Written request: Copy every line of the material below word for word, keeping the original line order.

#### Data for the task ####

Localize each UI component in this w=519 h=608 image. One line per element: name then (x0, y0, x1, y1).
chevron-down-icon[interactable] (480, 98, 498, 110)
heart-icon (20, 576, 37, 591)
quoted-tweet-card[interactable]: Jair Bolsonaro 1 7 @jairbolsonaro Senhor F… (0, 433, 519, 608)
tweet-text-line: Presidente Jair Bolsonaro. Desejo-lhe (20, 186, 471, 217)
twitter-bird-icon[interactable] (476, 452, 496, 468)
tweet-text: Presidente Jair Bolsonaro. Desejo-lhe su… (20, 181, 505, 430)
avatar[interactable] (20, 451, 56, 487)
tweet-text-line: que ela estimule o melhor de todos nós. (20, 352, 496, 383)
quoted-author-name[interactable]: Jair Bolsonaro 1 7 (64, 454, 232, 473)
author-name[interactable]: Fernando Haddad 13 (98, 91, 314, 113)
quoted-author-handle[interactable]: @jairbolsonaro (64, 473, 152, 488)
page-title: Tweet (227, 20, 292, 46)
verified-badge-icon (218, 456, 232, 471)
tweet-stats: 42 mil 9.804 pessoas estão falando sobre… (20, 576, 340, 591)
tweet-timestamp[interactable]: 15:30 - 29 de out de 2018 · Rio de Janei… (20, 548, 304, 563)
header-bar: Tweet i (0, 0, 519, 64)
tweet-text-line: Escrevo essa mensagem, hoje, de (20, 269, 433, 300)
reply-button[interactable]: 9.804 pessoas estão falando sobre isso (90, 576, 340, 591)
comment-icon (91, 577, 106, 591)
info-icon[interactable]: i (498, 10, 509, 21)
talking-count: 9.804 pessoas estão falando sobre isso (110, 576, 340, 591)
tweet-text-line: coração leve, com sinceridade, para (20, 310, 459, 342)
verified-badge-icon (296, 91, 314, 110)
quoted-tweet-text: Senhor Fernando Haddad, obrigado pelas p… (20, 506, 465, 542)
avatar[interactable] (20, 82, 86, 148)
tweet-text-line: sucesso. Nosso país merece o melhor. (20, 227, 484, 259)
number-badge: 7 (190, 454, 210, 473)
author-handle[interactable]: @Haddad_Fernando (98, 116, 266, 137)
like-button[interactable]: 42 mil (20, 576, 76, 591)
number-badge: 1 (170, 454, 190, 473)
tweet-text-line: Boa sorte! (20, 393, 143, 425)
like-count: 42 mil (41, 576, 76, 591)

####

Solution for this task:
Localize each UI component in this w=519 h=608 image. One line per element: name then (x0, y0, x1, y1).
chevron-down-icon[interactable] (480, 98, 498, 110)
heart-icon (20, 576, 37, 591)
quoted-tweet-card[interactable]: Jair Bolsonaro 1 7 @jairbolsonaro Senhor F… (0, 433, 519, 608)
tweet-text-line: Presidente Jair Bolsonaro. Desejo-lhe (20, 186, 471, 217)
twitter-bird-icon[interactable] (476, 452, 496, 468)
tweet-text: Presidente Jair Bolsonaro. Desejo-lhe su… (20, 181, 505, 430)
avatar[interactable] (20, 451, 56, 487)
tweet-text-line: que ela estimule o melhor de todos nós. (20, 352, 496, 383)
quoted-author-name[interactable]: Jair Bolsonaro 1 7 (64, 454, 232, 473)
author-name[interactable]: Fernando Haddad 13 (98, 91, 314, 113)
quoted-author-handle[interactable]: @jairbolsonaro (64, 473, 152, 488)
page-title: Tweet (227, 20, 292, 46)
verified-badge-icon (218, 456, 232, 471)
tweet-stats: 42 mil 9.804 pessoas estão falando sobre… (20, 576, 340, 591)
tweet-timestamp[interactable]: 15:30 - 29 de out de 2018 · Rio de Janei… (20, 548, 304, 563)
header-bar: Tweet i (0, 0, 519, 64)
tweet-text-line: Escrevo essa mensagem, hoje, de (20, 269, 433, 300)
reply-button[interactable]: 9.804 pessoas estão falando sobre isso (90, 576, 340, 591)
comment-icon (91, 577, 106, 591)
info-icon[interactable]: i (498, 10, 509, 21)
talking-count: 9.804 pessoas estão falando sobre isso (110, 576, 340, 591)
tweet-text-line: coração leve, com sinceridade, para (20, 310, 459, 342)
verified-badge-icon (296, 91, 314, 110)
quoted-tweet-text: Senhor Fernando Haddad, obrigado pelas p… (20, 506, 465, 542)
avatar[interactable] (20, 82, 86, 148)
tweet-text-line: sucesso. Nosso país merece o melhor. (20, 227, 484, 259)
number-badge: 7 (190, 454, 210, 473)
author-handle[interactable]: @Haddad_Fernando (98, 116, 266, 137)
like-button[interactable]: 42 mil (20, 576, 76, 591)
number-badge: 1 (170, 454, 190, 473)
tweet-text-line: Boa sorte! (20, 393, 143, 425)
like-count: 42 mil (41, 576, 76, 591)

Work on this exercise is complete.